---------- MATERIAL PROVIDED ----------
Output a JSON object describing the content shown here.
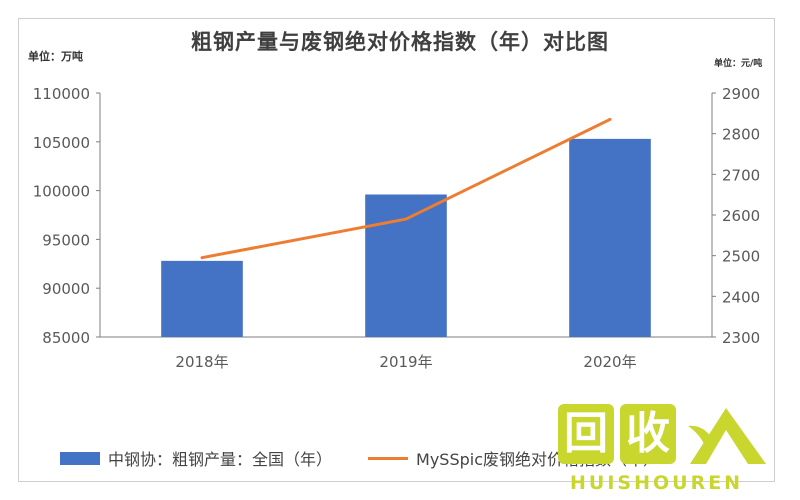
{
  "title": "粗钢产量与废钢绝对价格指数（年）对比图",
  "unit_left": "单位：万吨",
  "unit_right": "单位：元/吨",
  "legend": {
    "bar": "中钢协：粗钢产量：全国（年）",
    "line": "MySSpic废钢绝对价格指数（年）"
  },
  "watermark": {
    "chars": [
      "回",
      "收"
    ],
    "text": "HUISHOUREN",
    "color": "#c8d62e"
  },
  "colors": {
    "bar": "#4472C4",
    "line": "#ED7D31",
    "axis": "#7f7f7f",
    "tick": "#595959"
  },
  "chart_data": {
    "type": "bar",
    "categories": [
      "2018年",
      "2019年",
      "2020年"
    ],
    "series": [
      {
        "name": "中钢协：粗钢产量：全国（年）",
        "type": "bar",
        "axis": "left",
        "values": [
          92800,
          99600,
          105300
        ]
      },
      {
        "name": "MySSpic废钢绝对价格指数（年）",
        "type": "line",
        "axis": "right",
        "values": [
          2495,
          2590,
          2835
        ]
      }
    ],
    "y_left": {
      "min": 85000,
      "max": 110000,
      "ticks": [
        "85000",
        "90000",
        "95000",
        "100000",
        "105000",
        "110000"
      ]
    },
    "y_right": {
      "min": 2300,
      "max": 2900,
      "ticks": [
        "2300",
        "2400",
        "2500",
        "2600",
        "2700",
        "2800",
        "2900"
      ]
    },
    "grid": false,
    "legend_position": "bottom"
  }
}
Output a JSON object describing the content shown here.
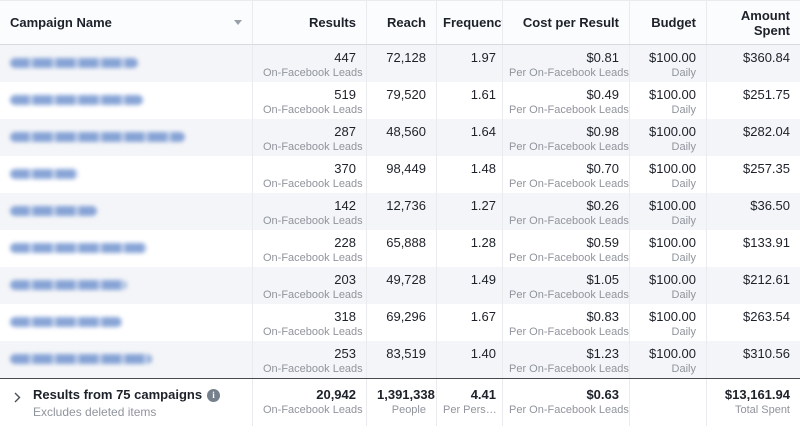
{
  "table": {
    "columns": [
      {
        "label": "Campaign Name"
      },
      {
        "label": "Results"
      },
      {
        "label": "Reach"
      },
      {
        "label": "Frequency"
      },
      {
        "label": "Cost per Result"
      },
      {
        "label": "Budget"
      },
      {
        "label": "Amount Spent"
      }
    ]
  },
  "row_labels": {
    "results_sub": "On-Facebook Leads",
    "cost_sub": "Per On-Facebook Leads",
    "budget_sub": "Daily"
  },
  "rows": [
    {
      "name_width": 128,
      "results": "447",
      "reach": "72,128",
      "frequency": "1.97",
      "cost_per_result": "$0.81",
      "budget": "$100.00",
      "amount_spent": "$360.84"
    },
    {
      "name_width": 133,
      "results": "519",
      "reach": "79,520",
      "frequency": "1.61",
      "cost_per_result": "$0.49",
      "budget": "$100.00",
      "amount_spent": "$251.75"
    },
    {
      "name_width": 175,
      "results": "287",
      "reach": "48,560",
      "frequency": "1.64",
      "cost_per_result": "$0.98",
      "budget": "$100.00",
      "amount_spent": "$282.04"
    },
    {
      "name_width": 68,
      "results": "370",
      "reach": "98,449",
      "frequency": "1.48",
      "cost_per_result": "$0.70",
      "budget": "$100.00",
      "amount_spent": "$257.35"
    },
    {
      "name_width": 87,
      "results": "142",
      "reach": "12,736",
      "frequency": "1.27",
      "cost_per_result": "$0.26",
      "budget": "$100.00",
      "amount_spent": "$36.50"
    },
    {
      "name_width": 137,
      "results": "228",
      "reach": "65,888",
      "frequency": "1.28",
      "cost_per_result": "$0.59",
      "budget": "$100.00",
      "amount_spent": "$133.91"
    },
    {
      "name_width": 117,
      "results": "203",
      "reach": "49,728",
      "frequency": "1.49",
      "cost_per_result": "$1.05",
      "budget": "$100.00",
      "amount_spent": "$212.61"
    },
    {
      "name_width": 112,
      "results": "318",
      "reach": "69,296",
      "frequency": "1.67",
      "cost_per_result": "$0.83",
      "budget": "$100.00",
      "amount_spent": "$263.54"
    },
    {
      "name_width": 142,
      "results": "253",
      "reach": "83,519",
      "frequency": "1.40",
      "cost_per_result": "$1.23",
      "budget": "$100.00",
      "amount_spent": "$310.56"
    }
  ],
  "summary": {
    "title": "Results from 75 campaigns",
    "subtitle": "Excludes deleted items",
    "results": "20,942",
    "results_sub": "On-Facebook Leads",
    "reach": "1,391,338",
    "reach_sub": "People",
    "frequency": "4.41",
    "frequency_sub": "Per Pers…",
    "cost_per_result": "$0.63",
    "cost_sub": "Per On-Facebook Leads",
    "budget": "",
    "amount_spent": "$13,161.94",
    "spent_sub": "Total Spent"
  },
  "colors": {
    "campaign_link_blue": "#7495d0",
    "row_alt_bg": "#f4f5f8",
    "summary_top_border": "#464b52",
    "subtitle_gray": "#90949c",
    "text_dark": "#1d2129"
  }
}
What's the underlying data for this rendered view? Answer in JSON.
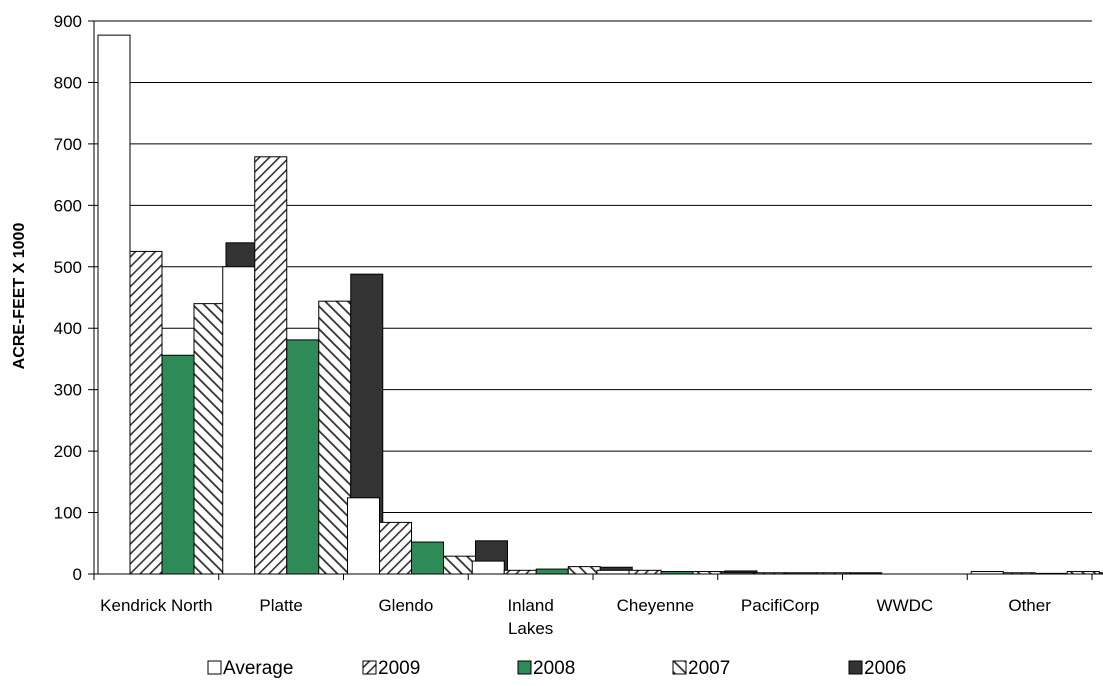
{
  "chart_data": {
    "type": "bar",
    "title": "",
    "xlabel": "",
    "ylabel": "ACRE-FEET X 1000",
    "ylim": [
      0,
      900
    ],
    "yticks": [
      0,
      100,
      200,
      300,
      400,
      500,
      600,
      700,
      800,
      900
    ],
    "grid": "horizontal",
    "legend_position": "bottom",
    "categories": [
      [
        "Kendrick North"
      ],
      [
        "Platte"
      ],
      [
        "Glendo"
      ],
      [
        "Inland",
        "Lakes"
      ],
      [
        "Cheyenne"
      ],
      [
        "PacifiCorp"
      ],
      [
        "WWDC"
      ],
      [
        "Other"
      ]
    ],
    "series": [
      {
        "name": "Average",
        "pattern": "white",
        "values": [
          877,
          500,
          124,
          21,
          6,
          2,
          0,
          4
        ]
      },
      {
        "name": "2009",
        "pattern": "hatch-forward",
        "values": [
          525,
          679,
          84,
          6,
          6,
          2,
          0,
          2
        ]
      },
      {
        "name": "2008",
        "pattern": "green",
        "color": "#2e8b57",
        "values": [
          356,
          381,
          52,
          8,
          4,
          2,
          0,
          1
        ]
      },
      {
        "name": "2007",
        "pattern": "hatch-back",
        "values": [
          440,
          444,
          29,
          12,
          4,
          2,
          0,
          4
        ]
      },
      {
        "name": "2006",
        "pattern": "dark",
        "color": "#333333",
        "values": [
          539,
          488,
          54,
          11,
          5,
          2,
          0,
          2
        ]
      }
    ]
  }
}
----------
THE EXERCISE =
Omit the pictures, then quote the rest of the material above exactly.

EXERCISE SOLUTION =
Output a JSON object describing the content shown here.
{
  "title": "粗钢产量与废钢绝对价格指数（年）对比图",
  "unit_left": "单位：万吨",
  "unit_right": "单位：元/吨",
  "legend": {
    "bar": "中钢协：粗钢产量：全国（年）",
    "line": "MySSpic废钢绝对价格指数（年）"
  },
  "watermark": {
    "chars": [
      "回",
      "收"
    ],
    "text": "HUISHOUREN",
    "color": "#c8d62e"
  },
  "colors": {
    "bar": "#4472C4",
    "line": "#ED7D31",
    "axis": "#7f7f7f",
    "tick": "#595959"
  },
  "chart_data": {
    "type": "bar",
    "categories": [
      "2018年",
      "2019年",
      "2020年"
    ],
    "series": [
      {
        "name": "中钢协：粗钢产量：全国（年）",
        "type": "bar",
        "axis": "left",
        "values": [
          92800,
          99600,
          105300
        ]
      },
      {
        "name": "MySSpic废钢绝对价格指数（年）",
        "type": "line",
        "axis": "right",
        "values": [
          2495,
          2590,
          2835
        ]
      }
    ],
    "y_left": {
      "min": 85000,
      "max": 110000,
      "ticks": [
        "85000",
        "90000",
        "95000",
        "100000",
        "105000",
        "110000"
      ]
    },
    "y_right": {
      "min": 2300,
      "max": 2900,
      "ticks": [
        "2300",
        "2400",
        "2500",
        "2600",
        "2700",
        "2800",
        "2900"
      ]
    },
    "grid": false,
    "legend_position": "bottom"
  }
}
Output a JSON object describing the content shown here.
{
  "table": {
    "columns": [
      {
        "label": "Campaign Name"
      },
      {
        "label": "Results"
      },
      {
        "label": "Reach"
      },
      {
        "label": "Frequency"
      },
      {
        "label": "Cost per Result"
      },
      {
        "label": "Budget"
      },
      {
        "label": "Amount Spent"
      }
    ]
  },
  "row_labels": {
    "results_sub": "On-Facebook Leads",
    "cost_sub": "Per On-Facebook Leads",
    "budget_sub": "Daily"
  },
  "rows": [
    {
      "name_width": 128,
      "results": "447",
      "reach": "72,128",
      "frequency": "1.97",
      "cost_per_result": "$0.81",
      "budget": "$100.00",
      "amount_spent": "$360.84"
    },
    {
      "name_width": 133,
      "results": "519",
      "reach": "79,520",
      "frequency": "1.61",
      "cost_per_result": "$0.49",
      "budget": "$100.00",
      "amount_spent": "$251.75"
    },
    {
      "name_width": 175,
      "results": "287",
      "reach": "48,560",
      "frequency": "1.64",
      "cost_per_result": "$0.98",
      "budget": "$100.00",
      "amount_spent": "$282.04"
    },
    {
      "name_width": 68,
      "results": "370",
      "reach": "98,449",
      "frequency": "1.48",
      "cost_per_result": "$0.70",
      "budget": "$100.00",
      "amount_spent": "$257.35"
    },
    {
      "name_width": 87,
      "results": "142",
      "reach": "12,736",
      "frequency": "1.27",
      "cost_per_result": "$0.26",
      "budget": "$100.00",
      "amount_spent": "$36.50"
    },
    {
      "name_width": 137,
      "results": "228",
      "reach": "65,888",
      "frequency": "1.28",
      "cost_per_result": "$0.59",
      "budget": "$100.00",
      "amount_spent": "$133.91"
    },
    {
      "name_width": 117,
      "results": "203",
      "reach": "49,728",
      "frequency": "1.49",
      "cost_per_result": "$1.05",
      "budget": "$100.00",
      "amount_spent": "$212.61"
    },
    {
      "name_width": 112,
      "results": "318",
      "reach": "69,296",
      "frequency": "1.67",
      "cost_per_result": "$0.83",
      "budget": "$100.00",
      "amount_spent": "$263.54"
    },
    {
      "name_width": 142,
      "results": "253",
      "reach": "83,519",
      "frequency": "1.40",
      "cost_per_result": "$1.23",
      "budget": "$100.00",
      "amount_spent": "$310.56"
    }
  ],
  "summary": {
    "title": "Results from 75 campaigns",
    "subtitle": "Excludes deleted items",
    "results": "20,942",
    "results_sub": "On-Facebook Leads",
    "reach": "1,391,338",
    "reach_sub": "People",
    "frequency": "4.41",
    "frequency_sub": "Per Pers…",
    "cost_per_result": "$0.63",
    "cost_sub": "Per On-Facebook Leads",
    "budget": "",
    "amount_spent": "$13,161.94",
    "spent_sub": "Total Spent"
  },
  "colors": {
    "campaign_link_blue": "#7495d0",
    "row_alt_bg": "#f4f5f8",
    "summary_top_border": "#464b52",
    "subtitle_gray": "#90949c",
    "text_dark": "#1d2129"
  }
}
What's the underlying data for this rendered view? Answer in JSON.
{
  "chart_data": {
    "type": "bar",
    "title": "",
    "xlabel": "",
    "ylabel": "ACRE-FEET X 1000",
    "ylim": [
      0,
      900
    ],
    "yticks": [
      0,
      100,
      200,
      300,
      400,
      500,
      600,
      700,
      800,
      900
    ],
    "grid": "horizontal",
    "legend_position": "bottom",
    "categories": [
      [
        "Kendrick North"
      ],
      [
        "Platte"
      ],
      [
        "Glendo"
      ],
      [
        "Inland",
        "Lakes"
      ],
      [
        "Cheyenne"
      ],
      [
        "PacifiCorp"
      ],
      [
        "WWDC"
      ],
      [
        "Other"
      ]
    ],
    "series": [
      {
        "name": "Average",
        "pattern": "white",
        "values": [
          877,
          500,
          124,
          21,
          6,
          2,
          0,
          4
        ]
      },
      {
        "name": "2009",
        "pattern": "hatch-forward",
        "values": [
          525,
          679,
          84,
          6,
          6,
          2,
          0,
          2
        ]
      },
      {
        "name": "2008",
        "pattern": "green",
        "color": "#2e8b57",
        "values": [
          356,
          381,
          52,
          8,
          4,
          2,
          0,
          1
        ]
      },
      {
        "name": "2007",
        "pattern": "hatch-back",
        "values": [
          440,
          444,
          29,
          12,
          4,
          2,
          0,
          4
        ]
      },
      {
        "name": "2006",
        "pattern": "dark",
        "color": "#333333",
        "values": [
          539,
          488,
          54,
          11,
          5,
          2,
          0,
          2
        ]
      }
    ]
  }
}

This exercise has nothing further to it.